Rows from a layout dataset
## Start
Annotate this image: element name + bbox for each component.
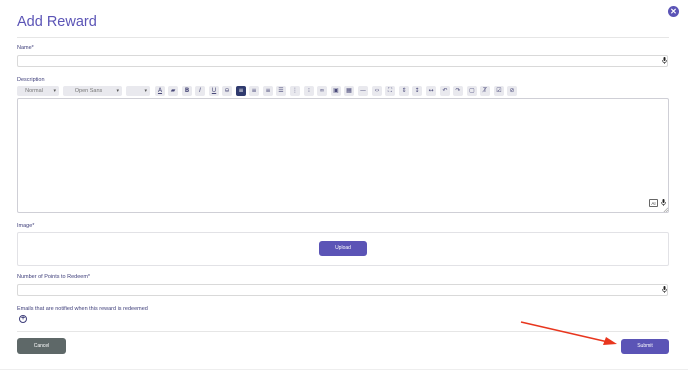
font-size-select[interactable]: ▾ [126,86,150,96]
description-editor[interactable] [17,98,669,213]
bold-icon[interactable]: B [182,86,192,96]
footer-divider [17,331,669,332]
checklist-icon[interactable]: ☑ [494,86,504,96]
align-left-icon[interactable]: ≡ [236,86,246,96]
format-select[interactable]: Normal ▾ [17,86,59,96]
unordered-list-icon[interactable]: ⁝ [304,86,314,96]
align-justify-icon[interactable]: ☰ [276,86,286,96]
points-input[interactable] [17,284,668,296]
title-divider [17,37,669,38]
code-icon[interactable]: ‹› [372,86,382,96]
dialog-title: Add Reward [17,14,97,30]
name-label: Name* [17,45,34,51]
page-bottom-edge [0,369,688,370]
microphone-icon[interactable] [662,57,667,64]
microphone-icon[interactable] [661,199,666,206]
strikethrough-icon[interactable]: ⊖ [222,86,232,96]
microphone-icon[interactable] [662,286,667,293]
ordered-list-icon[interactable]: ⋮ [290,86,300,96]
ai-assist-icon[interactable]: AI [649,199,658,207]
fullscreen-icon[interactable]: ⛶ [385,86,395,96]
cancel-button[interactable]: Cancel [17,338,66,354]
emails-label: Emails that are notified when this rewar… [17,306,148,312]
close-icon[interactable]: ✕ [668,6,679,17]
image-icon[interactable]: ▣ [331,86,341,96]
upload-button[interactable]: Upload [319,241,367,256]
clear-format-icon[interactable]: T̸ [480,86,490,96]
description-label: Description [17,77,45,83]
table-icon[interactable]: ▦ [344,86,354,96]
name-input[interactable] [17,55,668,67]
italic-icon[interactable]: I [195,86,205,96]
points-label: Number of Points to Redeem* [17,274,91,280]
highlight-icon[interactable]: ▰ [168,86,178,96]
disable-icon[interactable]: ⊘ [507,86,517,96]
line-height-icon[interactable]: ↕ [412,86,422,96]
align-center-icon[interactable]: ≡ [249,86,259,96]
sort-icon[interactable]: ⇕ [399,86,409,96]
text-width-icon[interactable]: ↔ [426,86,436,96]
redo-icon[interactable]: ↷ [453,86,463,96]
add-email-icon[interactable]: + [19,315,27,323]
align-right-icon[interactable]: ≡ [263,86,273,96]
select-all-icon[interactable]: ▢ [467,86,477,96]
horizontal-rule-icon[interactable]: — [358,86,368,96]
resize-handle-icon[interactable] [663,207,668,212]
image-label: Image* [17,223,35,229]
font-family-select[interactable]: Open Sans ▾ [63,86,122,96]
submit-button[interactable]: Submit [621,339,669,354]
editor-toolbar: Normal ▾ Open Sans ▾ ▾ A ▰ B I U ⊖ ≡ ≡ ≡ ☰… [17,85,669,97]
undo-icon[interactable]: ↶ [440,86,450,96]
font-color-icon[interactable]: A [155,86,165,96]
link-icon[interactable]: ∞ [317,86,327,96]
underline-icon[interactable]: U [209,86,219,96]
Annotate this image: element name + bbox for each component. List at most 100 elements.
## End
■ Instructions to follow ■
Return, unchanged, the lines of the listing between the line containing "font-size-select[interactable]: ▾ [126,86,150,96]" and the line containing "image-icon[interactable]: ▣ [331,86,341,96]", inclusive.

■ Result of this exercise ■
font-size-select[interactable]: ▾ [126,86,150,96]
description-editor[interactable] [17,98,669,213]
bold-icon[interactable]: B [182,86,192,96]
footer-divider [17,331,669,332]
checklist-icon[interactable]: ☑ [494,86,504,96]
align-left-icon[interactable]: ≡ [236,86,246,96]
format-select[interactable]: Normal ▾ [17,86,59,96]
unordered-list-icon[interactable]: ⁝ [304,86,314,96]
align-justify-icon[interactable]: ☰ [276,86,286,96]
points-input[interactable] [17,284,668,296]
title-divider [17,37,669,38]
code-icon[interactable]: ‹› [372,86,382,96]
dialog-title: Add Reward [17,14,97,30]
name-label: Name* [17,45,34,51]
page-bottom-edge [0,369,688,370]
microphone-icon[interactable] [662,57,667,64]
microphone-icon[interactable] [661,199,666,206]
strikethrough-icon[interactable]: ⊖ [222,86,232,96]
microphone-icon[interactable] [662,286,667,293]
ordered-list-icon[interactable]: ⋮ [290,86,300,96]
ai-assist-icon[interactable]: AI [649,199,658,207]
fullscreen-icon[interactable]: ⛶ [385,86,395,96]
cancel-button[interactable]: Cancel [17,338,66,354]
emails-label: Emails that are notified when this rewar… [17,306,148,312]
close-icon[interactable]: ✕ [668,6,679,17]
image-icon[interactable]: ▣ [331,86,341,96]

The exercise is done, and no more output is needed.